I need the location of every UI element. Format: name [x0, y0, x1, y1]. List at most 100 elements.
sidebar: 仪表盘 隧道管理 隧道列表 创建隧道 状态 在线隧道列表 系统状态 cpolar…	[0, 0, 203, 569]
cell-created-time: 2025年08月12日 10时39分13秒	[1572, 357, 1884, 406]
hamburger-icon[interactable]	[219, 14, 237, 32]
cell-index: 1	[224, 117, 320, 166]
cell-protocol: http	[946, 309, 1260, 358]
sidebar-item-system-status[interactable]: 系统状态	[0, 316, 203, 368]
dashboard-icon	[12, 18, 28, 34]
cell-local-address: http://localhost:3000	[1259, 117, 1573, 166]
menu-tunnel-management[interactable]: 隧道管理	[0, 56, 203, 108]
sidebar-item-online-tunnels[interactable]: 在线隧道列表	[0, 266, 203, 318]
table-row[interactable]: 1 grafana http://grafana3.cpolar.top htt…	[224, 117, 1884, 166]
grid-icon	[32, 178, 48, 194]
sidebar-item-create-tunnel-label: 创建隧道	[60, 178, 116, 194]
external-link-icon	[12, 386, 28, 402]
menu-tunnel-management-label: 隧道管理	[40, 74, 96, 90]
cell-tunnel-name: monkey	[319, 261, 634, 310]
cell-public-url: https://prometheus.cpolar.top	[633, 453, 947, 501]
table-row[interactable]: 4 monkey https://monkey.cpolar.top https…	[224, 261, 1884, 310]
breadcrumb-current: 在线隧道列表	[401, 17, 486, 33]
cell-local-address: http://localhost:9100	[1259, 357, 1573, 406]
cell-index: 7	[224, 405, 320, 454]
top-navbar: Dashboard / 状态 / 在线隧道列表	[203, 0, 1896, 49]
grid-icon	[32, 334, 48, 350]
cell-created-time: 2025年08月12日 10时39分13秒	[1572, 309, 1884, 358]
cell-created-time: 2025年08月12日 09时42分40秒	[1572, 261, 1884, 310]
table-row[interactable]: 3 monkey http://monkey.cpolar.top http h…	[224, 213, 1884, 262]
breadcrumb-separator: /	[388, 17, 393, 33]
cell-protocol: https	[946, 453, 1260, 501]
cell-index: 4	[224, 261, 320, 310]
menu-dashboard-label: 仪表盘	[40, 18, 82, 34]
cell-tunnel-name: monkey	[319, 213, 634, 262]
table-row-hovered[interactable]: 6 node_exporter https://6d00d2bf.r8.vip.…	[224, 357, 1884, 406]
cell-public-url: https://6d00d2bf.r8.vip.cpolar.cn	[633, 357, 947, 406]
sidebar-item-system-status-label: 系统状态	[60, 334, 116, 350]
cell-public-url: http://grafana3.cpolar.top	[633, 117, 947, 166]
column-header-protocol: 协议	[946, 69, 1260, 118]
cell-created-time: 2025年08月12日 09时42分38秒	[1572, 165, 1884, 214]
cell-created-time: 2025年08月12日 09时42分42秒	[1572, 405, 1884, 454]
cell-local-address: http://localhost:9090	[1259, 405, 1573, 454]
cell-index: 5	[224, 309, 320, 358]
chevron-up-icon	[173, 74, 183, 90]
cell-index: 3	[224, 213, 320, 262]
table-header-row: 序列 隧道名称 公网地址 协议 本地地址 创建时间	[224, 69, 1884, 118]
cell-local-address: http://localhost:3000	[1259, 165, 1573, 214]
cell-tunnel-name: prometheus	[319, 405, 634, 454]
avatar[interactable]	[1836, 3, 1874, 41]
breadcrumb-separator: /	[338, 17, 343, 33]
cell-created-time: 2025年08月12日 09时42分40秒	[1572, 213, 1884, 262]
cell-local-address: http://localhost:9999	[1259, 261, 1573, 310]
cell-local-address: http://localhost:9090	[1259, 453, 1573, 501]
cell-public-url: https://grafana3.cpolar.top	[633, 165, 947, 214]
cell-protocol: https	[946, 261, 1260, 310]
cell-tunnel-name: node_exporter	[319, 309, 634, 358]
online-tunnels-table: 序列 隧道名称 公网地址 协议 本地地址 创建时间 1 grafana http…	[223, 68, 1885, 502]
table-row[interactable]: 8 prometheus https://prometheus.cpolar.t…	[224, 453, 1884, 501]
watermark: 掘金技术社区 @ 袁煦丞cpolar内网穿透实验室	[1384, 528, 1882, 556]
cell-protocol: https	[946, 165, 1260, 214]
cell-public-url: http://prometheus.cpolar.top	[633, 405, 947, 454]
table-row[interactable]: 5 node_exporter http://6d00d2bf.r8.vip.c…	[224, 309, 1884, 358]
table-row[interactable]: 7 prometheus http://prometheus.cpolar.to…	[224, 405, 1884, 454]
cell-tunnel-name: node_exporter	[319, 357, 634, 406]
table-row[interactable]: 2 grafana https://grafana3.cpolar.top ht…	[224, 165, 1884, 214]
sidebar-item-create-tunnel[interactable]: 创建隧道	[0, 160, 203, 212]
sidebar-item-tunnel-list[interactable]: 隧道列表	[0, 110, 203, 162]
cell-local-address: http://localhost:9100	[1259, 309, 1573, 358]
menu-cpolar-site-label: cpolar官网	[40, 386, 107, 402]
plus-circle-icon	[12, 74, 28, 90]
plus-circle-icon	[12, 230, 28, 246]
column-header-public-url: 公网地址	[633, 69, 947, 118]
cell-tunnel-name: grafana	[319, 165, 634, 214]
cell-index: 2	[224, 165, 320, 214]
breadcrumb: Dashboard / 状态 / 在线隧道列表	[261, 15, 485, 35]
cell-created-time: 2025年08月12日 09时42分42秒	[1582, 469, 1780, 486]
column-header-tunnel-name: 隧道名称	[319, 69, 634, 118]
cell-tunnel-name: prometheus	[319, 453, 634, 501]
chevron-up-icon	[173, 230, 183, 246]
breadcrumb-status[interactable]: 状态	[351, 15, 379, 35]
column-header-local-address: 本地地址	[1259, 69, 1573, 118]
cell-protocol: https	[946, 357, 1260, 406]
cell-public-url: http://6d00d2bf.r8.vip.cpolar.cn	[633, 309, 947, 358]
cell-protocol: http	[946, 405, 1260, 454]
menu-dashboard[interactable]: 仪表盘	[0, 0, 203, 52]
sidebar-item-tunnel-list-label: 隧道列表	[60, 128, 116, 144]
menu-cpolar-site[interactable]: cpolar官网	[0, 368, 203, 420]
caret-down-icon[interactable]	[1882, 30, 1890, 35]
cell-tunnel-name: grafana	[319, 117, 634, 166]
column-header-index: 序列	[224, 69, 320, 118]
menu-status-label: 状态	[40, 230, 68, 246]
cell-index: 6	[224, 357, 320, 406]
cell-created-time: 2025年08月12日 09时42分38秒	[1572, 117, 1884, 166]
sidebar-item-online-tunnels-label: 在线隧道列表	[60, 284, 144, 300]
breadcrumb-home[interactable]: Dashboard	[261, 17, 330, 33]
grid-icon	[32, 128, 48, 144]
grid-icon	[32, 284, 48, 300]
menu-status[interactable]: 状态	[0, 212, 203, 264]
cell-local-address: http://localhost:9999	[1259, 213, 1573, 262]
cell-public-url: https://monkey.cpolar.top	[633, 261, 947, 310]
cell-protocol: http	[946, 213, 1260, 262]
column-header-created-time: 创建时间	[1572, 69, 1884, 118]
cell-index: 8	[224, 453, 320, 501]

__________

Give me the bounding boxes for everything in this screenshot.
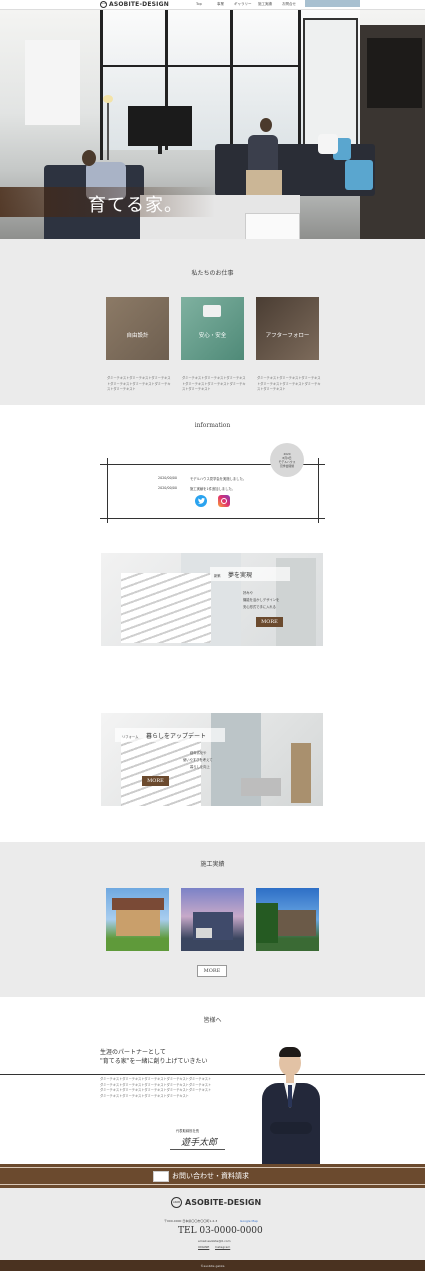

__________

**WHAT IS REQUIRED**
Rewrite the data from the line with "I need the location" to the line with "453, 1260, 501]", replacing "cell-created-time" with "cell-creation-time" and leaving everything else unchanged.

**EXERCISE RESPONSE**
I need the location of every UI element. Format: name [x0, y0, x1, y1]. List at most 100 elements.
sidebar: 仪表盘 隧道管理 隧道列表 创建隧道 状态 在线隧道列表 系统状态 cpolar…	[0, 0, 203, 569]
cell-creation-time: 2025年08月12日 10时39分13秒	[1572, 357, 1884, 406]
hamburger-icon[interactable]	[219, 14, 237, 32]
cell-index: 1	[224, 117, 320, 166]
cell-protocol: http	[946, 309, 1260, 358]
sidebar-item-system-status[interactable]: 系统状态	[0, 316, 203, 368]
dashboard-icon	[12, 18, 28, 34]
cell-local-address: http://localhost:3000	[1259, 117, 1573, 166]
menu-tunnel-management[interactable]: 隧道管理	[0, 56, 203, 108]
sidebar-item-online-tunnels[interactable]: 在线隧道列表	[0, 266, 203, 318]
table-row[interactable]: 1 grafana http://grafana3.cpolar.top htt…	[224, 117, 1884, 166]
grid-icon	[32, 178, 48, 194]
sidebar-item-create-tunnel-label: 创建隧道	[60, 178, 116, 194]
external-link-icon	[12, 386, 28, 402]
menu-tunnel-management-label: 隧道管理	[40, 74, 96, 90]
cell-tunnel-name: monkey	[319, 261, 634, 310]
cell-public-url: https://prometheus.cpolar.top	[633, 453, 947, 501]
table-row[interactable]: 4 monkey https://monkey.cpolar.top https…	[224, 261, 1884, 310]
breadcrumb-current: 在线隧道列表	[401, 17, 486, 33]
cell-local-address: http://localhost:9100	[1259, 357, 1573, 406]
cell-index: 7	[224, 405, 320, 454]
top-navbar: Dashboard / 状态 / 在线隧道列表	[203, 0, 1896, 49]
grid-icon	[32, 334, 48, 350]
cell-creation-time: 2025年08月12日 10时39分13秒	[1572, 309, 1884, 358]
cell-creation-time: 2025年08月12日 09时42分40秒	[1572, 261, 1884, 310]
table-row[interactable]: 3 monkey http://monkey.cpolar.top http h…	[224, 213, 1884, 262]
breadcrumb-separator: /	[388, 17, 393, 33]
cell-protocol: https	[946, 453, 1260, 501]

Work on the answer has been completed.